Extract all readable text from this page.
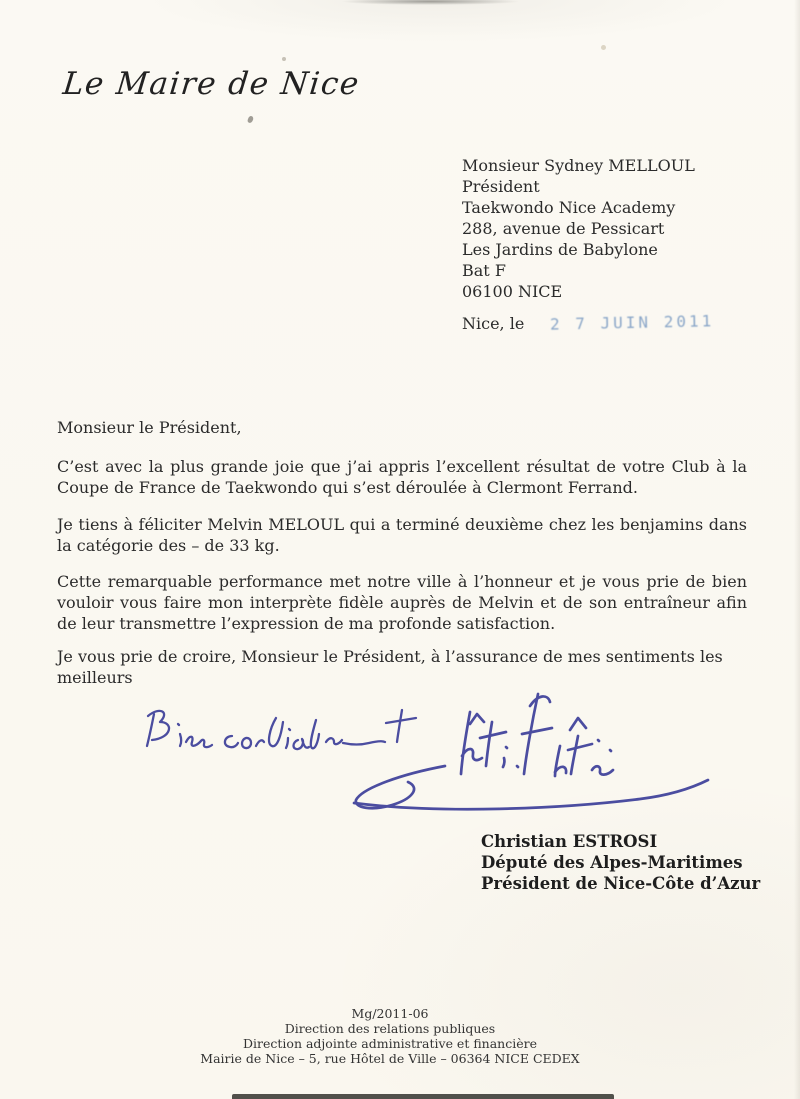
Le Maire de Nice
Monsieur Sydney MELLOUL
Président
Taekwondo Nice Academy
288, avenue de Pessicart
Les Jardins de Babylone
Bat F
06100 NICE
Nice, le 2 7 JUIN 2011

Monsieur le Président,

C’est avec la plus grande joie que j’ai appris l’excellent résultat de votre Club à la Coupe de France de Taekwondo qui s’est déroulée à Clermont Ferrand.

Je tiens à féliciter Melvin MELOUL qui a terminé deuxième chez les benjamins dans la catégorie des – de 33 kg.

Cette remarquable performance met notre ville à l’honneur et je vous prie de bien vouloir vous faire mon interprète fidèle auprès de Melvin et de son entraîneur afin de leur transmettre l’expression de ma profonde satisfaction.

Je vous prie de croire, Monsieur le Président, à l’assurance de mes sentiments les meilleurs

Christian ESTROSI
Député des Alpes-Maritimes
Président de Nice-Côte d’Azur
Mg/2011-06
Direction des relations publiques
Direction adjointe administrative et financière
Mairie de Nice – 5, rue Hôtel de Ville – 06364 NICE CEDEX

* * *

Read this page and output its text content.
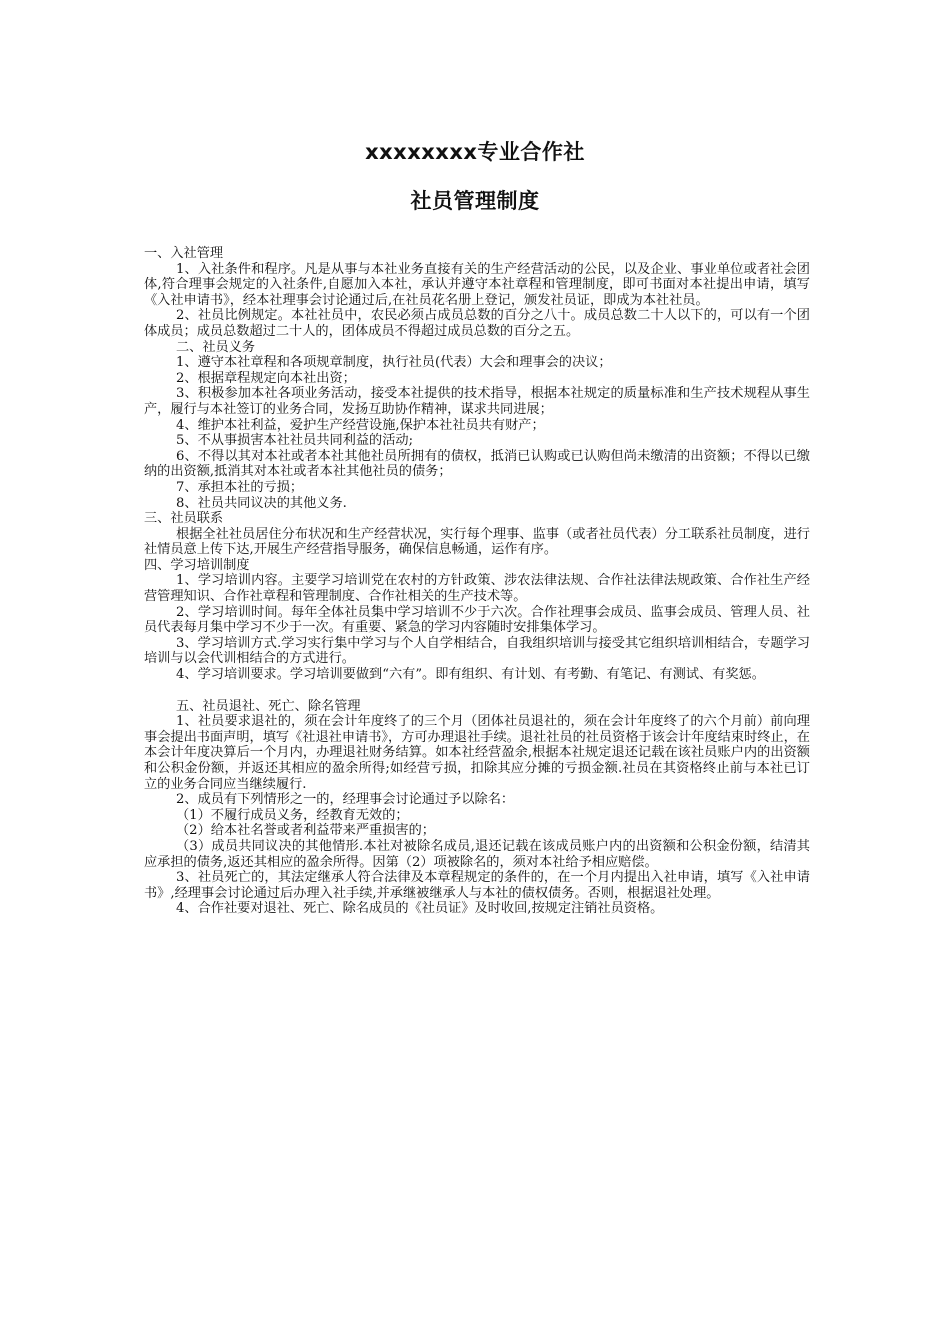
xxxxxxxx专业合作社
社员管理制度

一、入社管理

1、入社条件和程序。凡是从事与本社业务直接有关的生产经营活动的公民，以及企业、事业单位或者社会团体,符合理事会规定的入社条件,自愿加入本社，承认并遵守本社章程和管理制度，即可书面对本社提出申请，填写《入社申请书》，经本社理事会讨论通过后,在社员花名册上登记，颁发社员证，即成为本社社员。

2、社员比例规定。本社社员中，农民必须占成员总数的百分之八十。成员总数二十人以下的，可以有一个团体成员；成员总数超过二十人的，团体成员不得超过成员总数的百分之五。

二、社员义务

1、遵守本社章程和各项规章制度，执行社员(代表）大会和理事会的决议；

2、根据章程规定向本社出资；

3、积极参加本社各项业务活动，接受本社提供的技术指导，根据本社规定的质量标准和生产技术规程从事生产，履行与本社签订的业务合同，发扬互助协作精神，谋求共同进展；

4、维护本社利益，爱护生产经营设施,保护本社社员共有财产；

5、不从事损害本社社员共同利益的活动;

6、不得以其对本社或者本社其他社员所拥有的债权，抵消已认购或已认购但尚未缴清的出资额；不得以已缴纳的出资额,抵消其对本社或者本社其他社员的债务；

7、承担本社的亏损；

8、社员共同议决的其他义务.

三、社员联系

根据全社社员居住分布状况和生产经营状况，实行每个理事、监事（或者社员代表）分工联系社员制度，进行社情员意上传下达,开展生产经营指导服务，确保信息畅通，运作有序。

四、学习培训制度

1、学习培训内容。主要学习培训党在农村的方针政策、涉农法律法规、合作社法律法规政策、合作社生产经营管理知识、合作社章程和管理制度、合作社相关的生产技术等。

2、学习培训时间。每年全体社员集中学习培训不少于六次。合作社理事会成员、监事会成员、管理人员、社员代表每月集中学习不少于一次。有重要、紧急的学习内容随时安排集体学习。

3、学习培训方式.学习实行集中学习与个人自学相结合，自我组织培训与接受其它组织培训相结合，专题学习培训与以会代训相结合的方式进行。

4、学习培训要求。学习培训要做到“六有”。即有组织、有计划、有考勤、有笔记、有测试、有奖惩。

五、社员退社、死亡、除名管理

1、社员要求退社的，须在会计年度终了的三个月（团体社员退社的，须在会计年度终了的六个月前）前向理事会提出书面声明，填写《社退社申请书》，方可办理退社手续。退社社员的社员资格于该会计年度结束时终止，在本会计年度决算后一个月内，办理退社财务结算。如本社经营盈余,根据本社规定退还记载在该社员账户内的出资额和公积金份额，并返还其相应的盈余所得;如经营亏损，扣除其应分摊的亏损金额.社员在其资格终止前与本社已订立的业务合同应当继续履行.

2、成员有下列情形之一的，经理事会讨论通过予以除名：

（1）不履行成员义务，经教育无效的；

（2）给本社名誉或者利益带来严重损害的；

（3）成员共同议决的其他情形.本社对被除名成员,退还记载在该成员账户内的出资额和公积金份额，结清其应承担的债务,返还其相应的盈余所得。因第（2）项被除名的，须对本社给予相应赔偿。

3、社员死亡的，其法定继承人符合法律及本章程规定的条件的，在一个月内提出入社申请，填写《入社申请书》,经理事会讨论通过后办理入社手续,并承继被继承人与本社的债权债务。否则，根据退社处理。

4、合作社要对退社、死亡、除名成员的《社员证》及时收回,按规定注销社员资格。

▶ **WORK REQUIRED**:
The answer should be a single number: the count of lines in the data that include the string "入社申请书".

▶ **OUTPUT OF THE EXERCISE**:
2